(SET TASK): Pick out each line with the word "csomagolás" from the material that follows.

(WORKING DATA):
┄┄┄┄┄┄┄┄┄┄┄┄┄┄┄┄┄┄┄┄

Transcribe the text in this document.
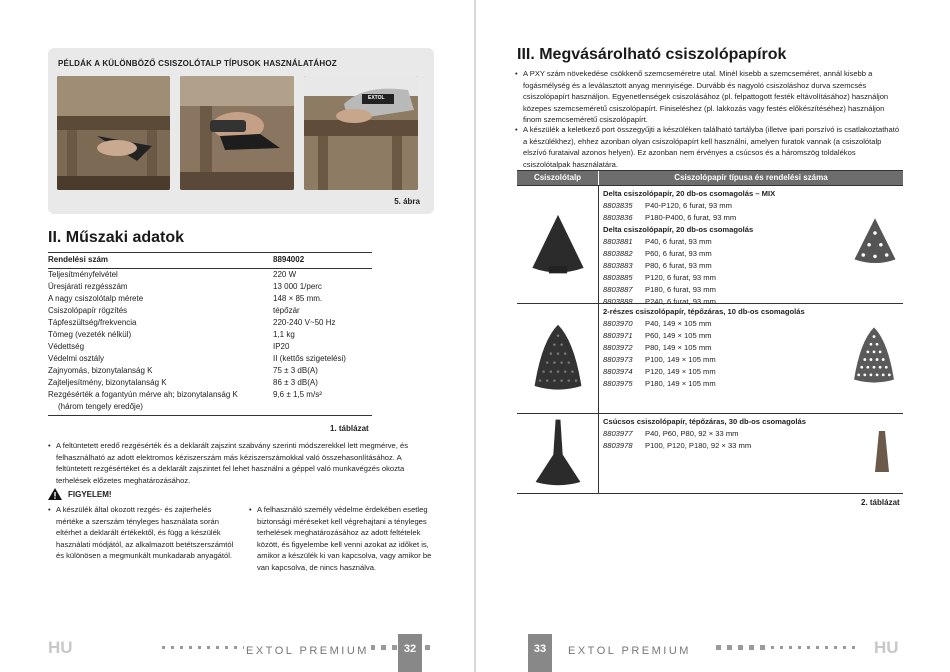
PÉLDÁK A KÜLÖNBÖZŐ CSISZOLÓTALP TÍPUSOK HASZNÁLATÁHOZ
EXTOL
5. ábra
II. Műszaki adatok
Rendelési szám	8894002
Teljesítményfelvétel	220 W
Üresjárati rezgésszám	13 000 1/perc
A nagy csiszolótalp mérete	148 × 85 mm.
Csiszolópapír rögzítés	tépőzár
Tápfeszültség/frekvencia	220-240 V~50 Hz
Tömeg (vezeték nélkül)	1,1 kg
Védettség	IP20
Védelmi osztály	II (kettős szigetelési)
Zajnyomás, bizonytalanság K	75 ± 3 dB(A)
Zajteljesítmény, bizonytalanság K	86 ± 3 dB(A)
Rezgésérték a fogantyún mérve ah; bizonytalanság K	9,6 ± 1,5 m/s²
(három tengely eredője)
1. táblázat
• A feltüntetett eredő rezgésérték és a deklarált zajszint szabvány szerinti módszerekkel lett megmérve, és felhasználható az adott elektromos kéziszerszám más kéziszerszámokkal való összehasonlításához. A feltüntetett rezgésértéket és a deklarált zajszintet fel lehet használni a géppel való munkavégzés okozta terhelések előzetes meghatározásához.
FIGYELEM!
• A készülék által okozott rezgés- és zajterhelés mértéke a szerszám tényleges használata során eltérhet a deklarált értékektől, és függ a készülék használati módjától, az alkalmazott betétszerszámtól és különösen a megmunkált munkadarab anyagától.
• A felhasználó személy védelme érdekében esetleg biztonsági méréseket kell végrehajtani a tényleges terhelések meghatározásához az adott feltételek között, és figyelembe kell venni azokat az időket is, amikor a készülék ki van kapcsolva, vagy amikor be van kapcsolva, de nincs használva.
HU	EXTOL PREMIUM	32	33	EXTOL PREMIUM	HU
III. Megvásárolható csiszolópapírok
• A PXY szám növekedése csökkenő szemcseméretre utal. Minél kisebb a szemcseméret, annál kisebb a fogásmélység és a leválasztott anyag mennyisége. Durvább és nagyoló csiszoláshoz durva szemcsés csiszolópapírt használjon. Egyenetlenségek csiszolásához (pl. felpattogott festék eltávolításához) használjon közepes szemcseméretű csiszolópapírt. Finiseléshez (pl. lakkozás vagy festés előkészítéséhez) használjon finom szemcseméretű csiszolópapírt.
• A készülék a keletkező port összegyűjti a készüléken található tartályba (illetve ipari porszívó is csatlakoztatható a készülékhez), ehhez azonban olyan csiszolópapírt kell használni, amelyen furatok vannak (a csiszolótalp elszívó furataival azonos helyen). Ez azonban nem érvényes a csúcsos és a háromszög toldalékos csiszolótalpak használatára.
Csiszolótalp	Csiszolópapír típusa és rendelési száma
Delta csiszolópapír, 20 db-os csomagolás – MIX
8803835	P40-P120, 6 furat, 93 mm
8803836	P180-P400, 6 furat, 93 mm
Delta csiszolópapír, 20 db-os csomagolás
8803881	P40, 6 furat, 93 mm
8803882	P60, 6 furat, 93 mm
8803883	P80, 6 furat, 93 mm
8803885	P120, 6 furat, 93 mm
8803887	P180, 6 furat, 93 mm
8803888	P240, 6 furat, 93 mm
2-részes csiszolópapír, tépőzáras, 10 db-os csomagolás
8803970	P40, 149 × 105 mm
8803971	P60, 149 × 105 mm
8803972	P80, 149 × 105 mm
8803973	P100, 149 × 105 mm
8803974	P120, 149 × 105 mm
8803975	P180, 149 × 105 mm
Csúcsos csiszolópapír, tépőzáras, 30 db-os csomagolás
8803977	P40, P60, P80, 92 × 33 mm
8803978	P100, P120, P180, 92 × 33 mm
2. táblázat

┄┄┄┄┄┄┄┄┄┄┄┄┄┄┄┄┄┄┄┄

(FINISHED EXERCISE):
Delta csiszolópapír, 20 db-os csomagolás – MIX
Delta csiszolópapír, 20 db-os csomagolás
2-részes csiszolópapír, tépőzáras, 10 db-os csomagolás
Csúcsos csiszolópapír, tépőzáras, 30 db-os csomagolás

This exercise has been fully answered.